Given problem: Find every line below that contains the word "navbar" and copy it out.

** BEGIN Data shown **

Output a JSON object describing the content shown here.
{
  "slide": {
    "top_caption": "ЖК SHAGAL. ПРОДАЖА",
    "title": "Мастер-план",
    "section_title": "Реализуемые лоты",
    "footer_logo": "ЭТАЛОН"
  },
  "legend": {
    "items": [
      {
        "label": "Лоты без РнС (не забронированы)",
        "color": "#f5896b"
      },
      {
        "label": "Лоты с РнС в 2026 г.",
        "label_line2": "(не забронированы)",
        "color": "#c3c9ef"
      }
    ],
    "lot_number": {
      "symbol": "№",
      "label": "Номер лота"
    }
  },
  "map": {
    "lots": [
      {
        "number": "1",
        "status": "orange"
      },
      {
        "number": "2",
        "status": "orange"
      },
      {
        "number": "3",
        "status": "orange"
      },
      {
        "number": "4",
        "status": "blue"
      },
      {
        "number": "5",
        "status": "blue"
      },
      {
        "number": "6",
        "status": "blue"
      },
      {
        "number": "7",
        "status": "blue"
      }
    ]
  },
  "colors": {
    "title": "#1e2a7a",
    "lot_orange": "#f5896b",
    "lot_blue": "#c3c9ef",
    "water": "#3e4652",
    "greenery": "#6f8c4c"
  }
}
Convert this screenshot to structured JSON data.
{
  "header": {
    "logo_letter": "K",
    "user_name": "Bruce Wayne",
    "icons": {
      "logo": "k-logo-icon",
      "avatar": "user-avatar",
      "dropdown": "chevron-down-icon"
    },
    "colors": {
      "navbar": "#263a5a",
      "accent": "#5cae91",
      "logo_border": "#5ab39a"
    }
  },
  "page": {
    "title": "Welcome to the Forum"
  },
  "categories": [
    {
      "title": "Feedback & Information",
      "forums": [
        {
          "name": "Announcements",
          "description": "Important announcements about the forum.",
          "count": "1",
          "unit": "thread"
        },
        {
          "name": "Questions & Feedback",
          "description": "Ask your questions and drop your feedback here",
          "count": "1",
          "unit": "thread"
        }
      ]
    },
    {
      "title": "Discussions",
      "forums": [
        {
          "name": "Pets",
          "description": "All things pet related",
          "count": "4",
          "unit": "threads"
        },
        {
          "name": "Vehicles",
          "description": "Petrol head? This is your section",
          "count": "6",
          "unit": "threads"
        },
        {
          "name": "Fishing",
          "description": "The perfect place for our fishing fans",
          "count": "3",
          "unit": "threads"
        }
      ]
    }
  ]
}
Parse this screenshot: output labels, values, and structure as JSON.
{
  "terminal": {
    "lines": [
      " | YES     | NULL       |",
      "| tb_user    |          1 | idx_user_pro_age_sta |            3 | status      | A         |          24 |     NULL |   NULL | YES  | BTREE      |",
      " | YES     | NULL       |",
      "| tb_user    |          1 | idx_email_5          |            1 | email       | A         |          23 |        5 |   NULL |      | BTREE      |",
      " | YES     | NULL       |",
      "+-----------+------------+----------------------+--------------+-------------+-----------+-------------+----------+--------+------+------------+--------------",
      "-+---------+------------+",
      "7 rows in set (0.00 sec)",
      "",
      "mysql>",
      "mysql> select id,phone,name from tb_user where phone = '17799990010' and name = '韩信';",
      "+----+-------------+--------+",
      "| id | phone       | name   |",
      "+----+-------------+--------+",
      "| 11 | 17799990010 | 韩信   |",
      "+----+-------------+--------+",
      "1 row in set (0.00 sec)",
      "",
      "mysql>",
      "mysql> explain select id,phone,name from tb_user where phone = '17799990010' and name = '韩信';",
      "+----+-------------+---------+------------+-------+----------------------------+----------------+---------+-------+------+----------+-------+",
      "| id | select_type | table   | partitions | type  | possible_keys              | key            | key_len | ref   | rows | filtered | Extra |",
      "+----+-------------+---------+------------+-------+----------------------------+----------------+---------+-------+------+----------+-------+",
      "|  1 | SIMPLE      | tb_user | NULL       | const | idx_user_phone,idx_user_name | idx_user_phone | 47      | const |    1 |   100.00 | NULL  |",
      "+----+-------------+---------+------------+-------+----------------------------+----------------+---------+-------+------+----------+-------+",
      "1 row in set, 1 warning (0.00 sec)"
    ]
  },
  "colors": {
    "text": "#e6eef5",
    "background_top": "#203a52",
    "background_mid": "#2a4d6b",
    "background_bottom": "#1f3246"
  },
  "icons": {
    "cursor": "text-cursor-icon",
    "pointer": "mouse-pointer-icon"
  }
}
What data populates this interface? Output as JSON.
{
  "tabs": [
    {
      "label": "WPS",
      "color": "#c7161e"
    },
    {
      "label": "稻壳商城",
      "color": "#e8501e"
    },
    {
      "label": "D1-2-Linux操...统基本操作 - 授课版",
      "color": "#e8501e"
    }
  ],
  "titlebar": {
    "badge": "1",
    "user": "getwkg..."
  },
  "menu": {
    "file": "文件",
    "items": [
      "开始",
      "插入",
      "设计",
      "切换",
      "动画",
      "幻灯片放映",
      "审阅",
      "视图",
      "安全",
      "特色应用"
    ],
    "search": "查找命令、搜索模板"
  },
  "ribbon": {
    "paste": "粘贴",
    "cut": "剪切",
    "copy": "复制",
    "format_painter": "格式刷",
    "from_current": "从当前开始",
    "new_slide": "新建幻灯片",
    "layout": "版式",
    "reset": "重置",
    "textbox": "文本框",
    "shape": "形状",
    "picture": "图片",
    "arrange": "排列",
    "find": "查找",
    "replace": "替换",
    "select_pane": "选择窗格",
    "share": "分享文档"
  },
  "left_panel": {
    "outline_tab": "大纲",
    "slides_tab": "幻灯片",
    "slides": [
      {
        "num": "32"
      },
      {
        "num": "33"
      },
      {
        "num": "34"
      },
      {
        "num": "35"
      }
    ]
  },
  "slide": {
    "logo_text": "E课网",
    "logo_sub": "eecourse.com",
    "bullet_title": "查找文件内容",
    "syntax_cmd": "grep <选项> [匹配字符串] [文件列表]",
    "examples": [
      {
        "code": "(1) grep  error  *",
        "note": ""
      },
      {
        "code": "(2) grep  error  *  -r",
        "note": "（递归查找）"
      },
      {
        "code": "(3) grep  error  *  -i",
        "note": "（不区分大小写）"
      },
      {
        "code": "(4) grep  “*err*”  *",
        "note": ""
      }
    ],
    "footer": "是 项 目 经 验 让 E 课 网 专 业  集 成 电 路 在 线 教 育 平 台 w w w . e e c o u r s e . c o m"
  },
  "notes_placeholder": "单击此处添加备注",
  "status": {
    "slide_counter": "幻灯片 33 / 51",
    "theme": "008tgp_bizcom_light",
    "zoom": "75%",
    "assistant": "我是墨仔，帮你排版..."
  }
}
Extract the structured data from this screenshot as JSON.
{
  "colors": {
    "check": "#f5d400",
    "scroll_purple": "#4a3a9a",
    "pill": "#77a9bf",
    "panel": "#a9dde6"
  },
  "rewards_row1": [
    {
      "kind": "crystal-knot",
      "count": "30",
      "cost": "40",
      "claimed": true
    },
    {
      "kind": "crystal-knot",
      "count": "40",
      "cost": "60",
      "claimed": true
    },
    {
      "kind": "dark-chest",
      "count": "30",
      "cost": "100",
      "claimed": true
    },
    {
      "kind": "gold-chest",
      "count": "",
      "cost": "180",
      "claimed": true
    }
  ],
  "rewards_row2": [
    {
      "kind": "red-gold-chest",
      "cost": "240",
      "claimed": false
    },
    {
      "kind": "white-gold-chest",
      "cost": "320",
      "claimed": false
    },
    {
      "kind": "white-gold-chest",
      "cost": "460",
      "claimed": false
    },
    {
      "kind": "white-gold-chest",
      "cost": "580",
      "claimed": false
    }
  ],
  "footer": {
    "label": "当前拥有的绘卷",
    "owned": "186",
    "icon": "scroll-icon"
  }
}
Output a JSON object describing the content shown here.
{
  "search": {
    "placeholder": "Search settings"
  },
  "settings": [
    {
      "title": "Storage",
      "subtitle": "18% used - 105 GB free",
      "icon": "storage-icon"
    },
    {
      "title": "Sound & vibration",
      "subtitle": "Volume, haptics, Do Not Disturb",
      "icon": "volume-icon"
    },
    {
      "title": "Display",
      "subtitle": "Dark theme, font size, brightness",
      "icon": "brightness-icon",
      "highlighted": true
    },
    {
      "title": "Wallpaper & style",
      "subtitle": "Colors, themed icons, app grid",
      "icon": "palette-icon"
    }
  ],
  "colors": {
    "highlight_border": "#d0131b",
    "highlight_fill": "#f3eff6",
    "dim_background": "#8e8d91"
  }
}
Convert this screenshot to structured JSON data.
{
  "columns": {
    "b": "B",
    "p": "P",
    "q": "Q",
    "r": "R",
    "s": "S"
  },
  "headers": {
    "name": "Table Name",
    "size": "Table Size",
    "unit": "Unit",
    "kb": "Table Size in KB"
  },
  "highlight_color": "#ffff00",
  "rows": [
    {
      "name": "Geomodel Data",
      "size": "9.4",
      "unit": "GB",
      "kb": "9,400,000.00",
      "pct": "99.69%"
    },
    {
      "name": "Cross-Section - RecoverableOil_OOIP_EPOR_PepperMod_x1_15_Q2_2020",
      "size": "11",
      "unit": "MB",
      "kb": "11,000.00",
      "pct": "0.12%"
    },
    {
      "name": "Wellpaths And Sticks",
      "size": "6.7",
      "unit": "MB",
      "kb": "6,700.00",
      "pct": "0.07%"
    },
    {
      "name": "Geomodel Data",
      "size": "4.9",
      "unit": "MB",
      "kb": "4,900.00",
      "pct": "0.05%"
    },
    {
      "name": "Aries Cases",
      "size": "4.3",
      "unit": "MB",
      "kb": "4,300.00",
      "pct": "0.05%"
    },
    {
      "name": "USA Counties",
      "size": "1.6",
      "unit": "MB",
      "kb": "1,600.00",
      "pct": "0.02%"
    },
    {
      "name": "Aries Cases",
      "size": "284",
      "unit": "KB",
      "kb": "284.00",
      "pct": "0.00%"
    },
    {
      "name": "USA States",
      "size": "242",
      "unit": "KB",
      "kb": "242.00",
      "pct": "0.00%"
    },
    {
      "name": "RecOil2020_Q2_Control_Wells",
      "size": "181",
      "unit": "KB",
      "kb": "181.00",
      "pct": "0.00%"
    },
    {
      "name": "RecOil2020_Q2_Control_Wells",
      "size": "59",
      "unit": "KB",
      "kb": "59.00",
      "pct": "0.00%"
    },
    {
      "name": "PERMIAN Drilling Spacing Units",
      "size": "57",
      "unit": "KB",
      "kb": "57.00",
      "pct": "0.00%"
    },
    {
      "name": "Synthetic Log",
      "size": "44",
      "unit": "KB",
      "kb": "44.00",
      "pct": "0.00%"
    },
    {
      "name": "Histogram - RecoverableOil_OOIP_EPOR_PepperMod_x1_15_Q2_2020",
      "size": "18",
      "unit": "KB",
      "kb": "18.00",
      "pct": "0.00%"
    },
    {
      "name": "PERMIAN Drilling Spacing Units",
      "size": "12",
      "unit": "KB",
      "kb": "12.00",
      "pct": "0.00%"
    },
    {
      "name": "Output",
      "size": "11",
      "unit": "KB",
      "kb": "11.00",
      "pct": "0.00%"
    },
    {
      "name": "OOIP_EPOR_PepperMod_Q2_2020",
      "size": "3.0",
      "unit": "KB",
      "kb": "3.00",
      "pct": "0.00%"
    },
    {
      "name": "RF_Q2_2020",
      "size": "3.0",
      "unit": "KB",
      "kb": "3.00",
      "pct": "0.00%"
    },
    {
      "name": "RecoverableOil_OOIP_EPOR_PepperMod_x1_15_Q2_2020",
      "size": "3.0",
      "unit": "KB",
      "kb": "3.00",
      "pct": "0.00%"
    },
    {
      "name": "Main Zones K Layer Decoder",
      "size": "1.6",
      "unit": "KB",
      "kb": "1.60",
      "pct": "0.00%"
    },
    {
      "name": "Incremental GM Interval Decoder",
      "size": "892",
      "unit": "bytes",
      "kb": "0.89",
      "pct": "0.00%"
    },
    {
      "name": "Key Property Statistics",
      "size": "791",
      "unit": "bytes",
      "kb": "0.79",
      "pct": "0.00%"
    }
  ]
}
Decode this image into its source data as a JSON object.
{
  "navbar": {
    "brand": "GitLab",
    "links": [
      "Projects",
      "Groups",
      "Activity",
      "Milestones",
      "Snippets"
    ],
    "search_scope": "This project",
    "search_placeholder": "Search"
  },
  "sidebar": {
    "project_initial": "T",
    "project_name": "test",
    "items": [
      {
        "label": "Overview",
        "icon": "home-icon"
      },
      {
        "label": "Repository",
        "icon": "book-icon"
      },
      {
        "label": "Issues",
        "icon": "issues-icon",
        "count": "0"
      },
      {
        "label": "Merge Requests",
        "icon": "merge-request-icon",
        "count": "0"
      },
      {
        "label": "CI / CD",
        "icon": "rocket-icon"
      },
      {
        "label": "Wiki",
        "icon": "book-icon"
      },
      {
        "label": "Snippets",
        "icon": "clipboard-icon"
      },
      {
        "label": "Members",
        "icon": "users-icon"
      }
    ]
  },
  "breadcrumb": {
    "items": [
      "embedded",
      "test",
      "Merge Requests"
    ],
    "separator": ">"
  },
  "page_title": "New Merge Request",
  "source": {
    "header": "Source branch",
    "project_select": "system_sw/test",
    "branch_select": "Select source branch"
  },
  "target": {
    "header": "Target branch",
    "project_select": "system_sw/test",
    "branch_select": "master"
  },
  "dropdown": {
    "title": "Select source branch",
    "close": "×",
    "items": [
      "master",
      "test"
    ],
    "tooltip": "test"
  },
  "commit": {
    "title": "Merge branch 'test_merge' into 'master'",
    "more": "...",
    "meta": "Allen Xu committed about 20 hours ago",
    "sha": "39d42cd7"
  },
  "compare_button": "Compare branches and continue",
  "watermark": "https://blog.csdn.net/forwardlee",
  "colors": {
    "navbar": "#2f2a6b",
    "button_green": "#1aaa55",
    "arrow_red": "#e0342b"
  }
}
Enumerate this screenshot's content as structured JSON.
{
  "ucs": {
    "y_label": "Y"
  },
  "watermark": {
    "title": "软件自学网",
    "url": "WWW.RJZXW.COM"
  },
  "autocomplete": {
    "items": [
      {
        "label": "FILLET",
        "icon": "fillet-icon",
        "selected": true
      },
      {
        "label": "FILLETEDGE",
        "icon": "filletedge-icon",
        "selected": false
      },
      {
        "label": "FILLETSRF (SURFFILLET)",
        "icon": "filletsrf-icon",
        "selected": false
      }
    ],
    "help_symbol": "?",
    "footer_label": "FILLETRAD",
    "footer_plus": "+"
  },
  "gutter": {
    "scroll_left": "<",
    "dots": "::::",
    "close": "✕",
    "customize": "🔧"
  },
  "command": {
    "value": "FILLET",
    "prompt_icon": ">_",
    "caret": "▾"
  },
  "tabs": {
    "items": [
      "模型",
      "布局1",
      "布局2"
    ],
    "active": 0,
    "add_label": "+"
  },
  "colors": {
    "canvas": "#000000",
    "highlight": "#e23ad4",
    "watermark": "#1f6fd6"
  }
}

** END Data shown **

Exercise solution:
      "navbar": "#263a5a",
  "navbar": {
    "navbar": "#2f2a6b",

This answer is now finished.